### Task inputs ###

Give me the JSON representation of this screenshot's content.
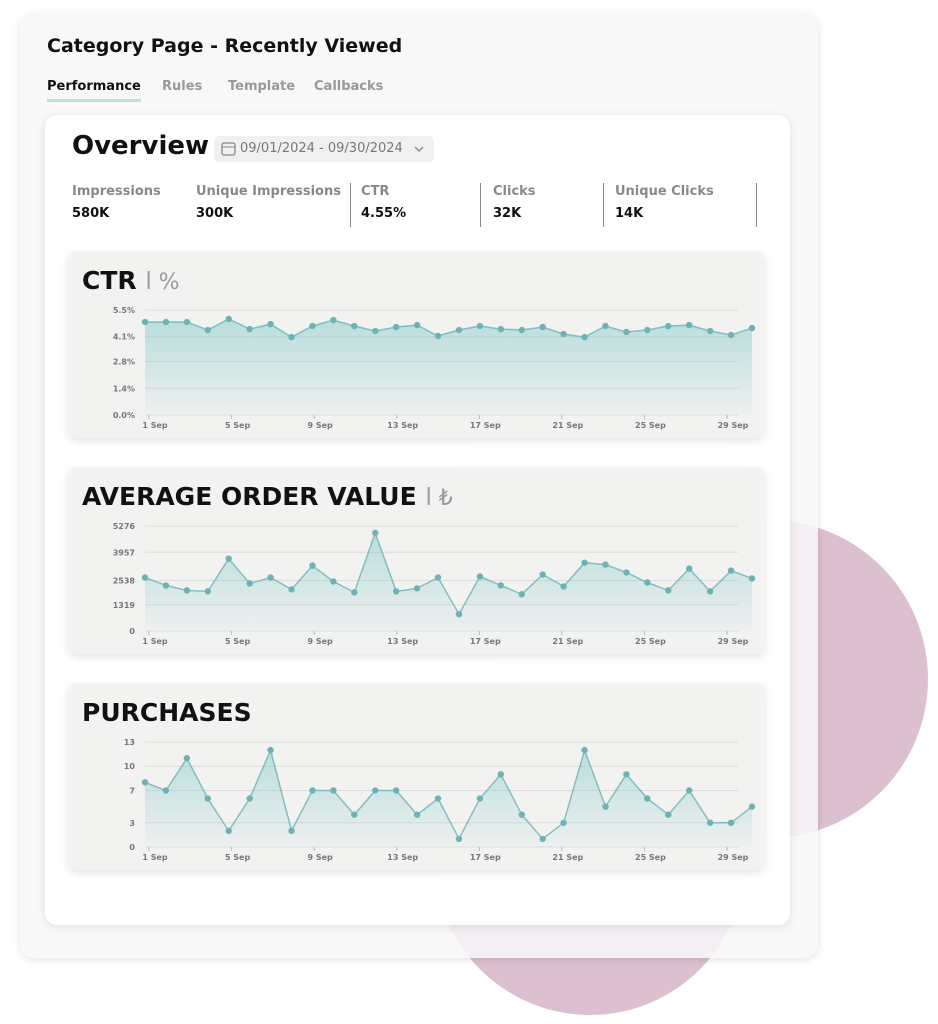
{
  "header": {
    "title": "Category Page - Recently Viewed",
    "tabs": [
      "Performance",
      "Rules",
      "Template",
      "Callbacks"
    ]
  },
  "overview": {
    "title": "Overview",
    "date_range": "09/01/2024 - 09/30/2024",
    "metrics": [
      {
        "label": "Impressions",
        "value": "580K"
      },
      {
        "label": "Unique Impressions",
        "value": "300K"
      },
      {
        "label": "CTR",
        "value": "4.55%"
      },
      {
        "label": "Clicks",
        "value": "32K"
      },
      {
        "label": "Unique Clicks",
        "value": "14K"
      }
    ]
  },
  "chart_data": [
    {
      "type": "line",
      "title": "CTR",
      "unit": "%",
      "color": "#6db3b6",
      "categories": [
        "1 Sep",
        null,
        null,
        null,
        "5 Sep",
        null,
        null,
        null,
        "9 Sep",
        null,
        null,
        null,
        "13 Sep",
        null,
        null,
        null,
        "17 Sep",
        null,
        null,
        null,
        "21 Sep",
        null,
        null,
        null,
        "25 Sep",
        null,
        null,
        null,
        "29 Sep",
        null
      ],
      "values": [
        4.87,
        4.87,
        4.87,
        4.45,
        5.03,
        4.5,
        4.76,
        4.08,
        4.66,
        4.97,
        4.66,
        4.4,
        4.61,
        4.71,
        4.14,
        4.45,
        4.66,
        4.5,
        4.45,
        4.61,
        4.24,
        4.08,
        4.66,
        4.35,
        4.45,
        4.66,
        4.71,
        4.4,
        4.19,
        4.55
      ],
      "ylim": [
        0,
        5.5
      ],
      "yticks": [
        {
          "value": 0,
          "label": "0.0%"
        },
        {
          "value": 1.4,
          "label": "1.4%"
        },
        {
          "value": 2.8,
          "label": "2.8%"
        },
        {
          "value": 4.1,
          "label": "4.1%"
        },
        {
          "value": 5.5,
          "label": "5.5%"
        }
      ],
      "grid": true
    },
    {
      "type": "line",
      "title": "AVERAGE ORDER VALUE",
      "unit": "₺",
      "color": "#6db3b6",
      "categories": [
        "1 Sep",
        null,
        null,
        null,
        "5 Sep",
        null,
        null,
        null,
        "9 Sep",
        null,
        null,
        null,
        "13 Sep",
        null,
        null,
        null,
        "17 Sep",
        null,
        null,
        null,
        "21 Sep",
        null,
        null,
        null,
        "25 Sep",
        null,
        null,
        null,
        "29 Sep",
        null
      ],
      "values": [
        2688,
        2290,
        2041,
        1991,
        3633,
        2389,
        2688,
        2090,
        3285,
        2489,
        1941,
        4928,
        1991,
        2140,
        2688,
        846,
        2738,
        2290,
        1842,
        2837,
        2240,
        3434,
        3335,
        2937,
        2439,
        2041,
        3136,
        1991,
        3036,
        2638
      ],
      "ylim": [
        0,
        5276
      ],
      "yticks": [
        0,
        1319,
        2538,
        3957,
        5276
      ],
      "grid": true
    },
    {
      "type": "line",
      "title": "PURCHASES",
      "color": "#6db3b6",
      "categories": [
        "1 Sep",
        null,
        null,
        null,
        "5 Sep",
        null,
        null,
        null,
        "9 Sep",
        null,
        null,
        null,
        "13 Sep",
        null,
        null,
        null,
        "17 Sep",
        null,
        null,
        null,
        "21 Sep",
        null,
        null,
        null,
        "25 Sep",
        null,
        null,
        null,
        "29 Sep",
        null
      ],
      "values": [
        8,
        7,
        11,
        6,
        2,
        6,
        12,
        2,
        7,
        7,
        4,
        7,
        7,
        4,
        6,
        1,
        6,
        9,
        4,
        1,
        3,
        12,
        5,
        9,
        6,
        4,
        7,
        3,
        3,
        5
      ],
      "ylim": [
        0,
        13
      ],
      "yticks": [
        0,
        3,
        7,
        10,
        13
      ],
      "grid": true
    }
  ]
}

###

Stated task | Reproduce every line exactly and omit all pictures.

The solution |
Give me the JSON representation of this screenshot's content.
{
  "header": {
    "title": "Category Page - Recently Viewed",
    "tabs": [
      "Performance",
      "Rules",
      "Template",
      "Callbacks"
    ]
  },
  "overview": {
    "title": "Overview",
    "date_range": "09/01/2024 - 09/30/2024",
    "metrics": [
      {
        "label": "Impressions",
        "value": "580K"
      },
      {
        "label": "Unique Impressions",
        "value": "300K"
      },
      {
        "label": "CTR",
        "value": "4.55%"
      },
      {
        "label": "Clicks",
        "value": "32K"
      },
      {
        "label": "Unique Clicks",
        "value": "14K"
      }
    ]
  },
  "chart_data": [
    {
      "type": "line",
      "title": "CTR",
      "unit": "%",
      "color": "#6db3b6",
      "categories": [
        "1 Sep",
        null,
        null,
        null,
        "5 Sep",
        null,
        null,
        null,
        "9 Sep",
        null,
        null,
        null,
        "13 Sep",
        null,
        null,
        null,
        "17 Sep",
        null,
        null,
        null,
        "21 Sep",
        null,
        null,
        null,
        "25 Sep",
        null,
        null,
        null,
        "29 Sep",
        null
      ],
      "values": [
        4.87,
        4.87,
        4.87,
        4.45,
        5.03,
        4.5,
        4.76,
        4.08,
        4.66,
        4.97,
        4.66,
        4.4,
        4.61,
        4.71,
        4.14,
        4.45,
        4.66,
        4.5,
        4.45,
        4.61,
        4.24,
        4.08,
        4.66,
        4.35,
        4.45,
        4.66,
        4.71,
        4.4,
        4.19,
        4.55
      ],
      "ylim": [
        0,
        5.5
      ],
      "yticks": [
        {
          "value": 0,
          "label": "0.0%"
        },
        {
          "value": 1.4,
          "label": "1.4%"
        },
        {
          "value": 2.8,
          "label": "2.8%"
        },
        {
          "value": 4.1,
          "label": "4.1%"
        },
        {
          "value": 5.5,
          "label": "5.5%"
        }
      ],
      "grid": true
    },
    {
      "type": "line",
      "title": "AVERAGE ORDER VALUE",
      "unit": "₺",
      "color": "#6db3b6",
      "categories": [
        "1 Sep",
        null,
        null,
        null,
        "5 Sep",
        null,
        null,
        null,
        "9 Sep",
        null,
        null,
        null,
        "13 Sep",
        null,
        null,
        null,
        "17 Sep",
        null,
        null,
        null,
        "21 Sep",
        null,
        null,
        null,
        "25 Sep",
        null,
        null,
        null,
        "29 Sep",
        null
      ],
      "values": [
        2688,
        2290,
        2041,
        1991,
        3633,
        2389,
        2688,
        2090,
        3285,
        2489,
        1941,
        4928,
        1991,
        2140,
        2688,
        846,
        2738,
        2290,
        1842,
        2837,
        2240,
        3434,
        3335,
        2937,
        2439,
        2041,
        3136,
        1991,
        3036,
        2638
      ],
      "ylim": [
        0,
        5276
      ],
      "yticks": [
        0,
        1319,
        2538,
        3957,
        5276
      ],
      "grid": true
    },
    {
      "type": "line",
      "title": "PURCHASES",
      "color": "#6db3b6",
      "categories": [
        "1 Sep",
        null,
        null,
        null,
        "5 Sep",
        null,
        null,
        null,
        "9 Sep",
        null,
        null,
        null,
        "13 Sep",
        null,
        null,
        null,
        "17 Sep",
        null,
        null,
        null,
        "21 Sep",
        null,
        null,
        null,
        "25 Sep",
        null,
        null,
        null,
        "29 Sep",
        null
      ],
      "values": [
        8,
        7,
        11,
        6,
        2,
        6,
        12,
        2,
        7,
        7,
        4,
        7,
        7,
        4,
        6,
        1,
        6,
        9,
        4,
        1,
        3,
        12,
        5,
        9,
        6,
        4,
        7,
        3,
        3,
        5
      ],
      "ylim": [
        0,
        13
      ],
      "yticks": [
        0,
        3,
        7,
        10,
        13
      ],
      "grid": true
    }
  ]
}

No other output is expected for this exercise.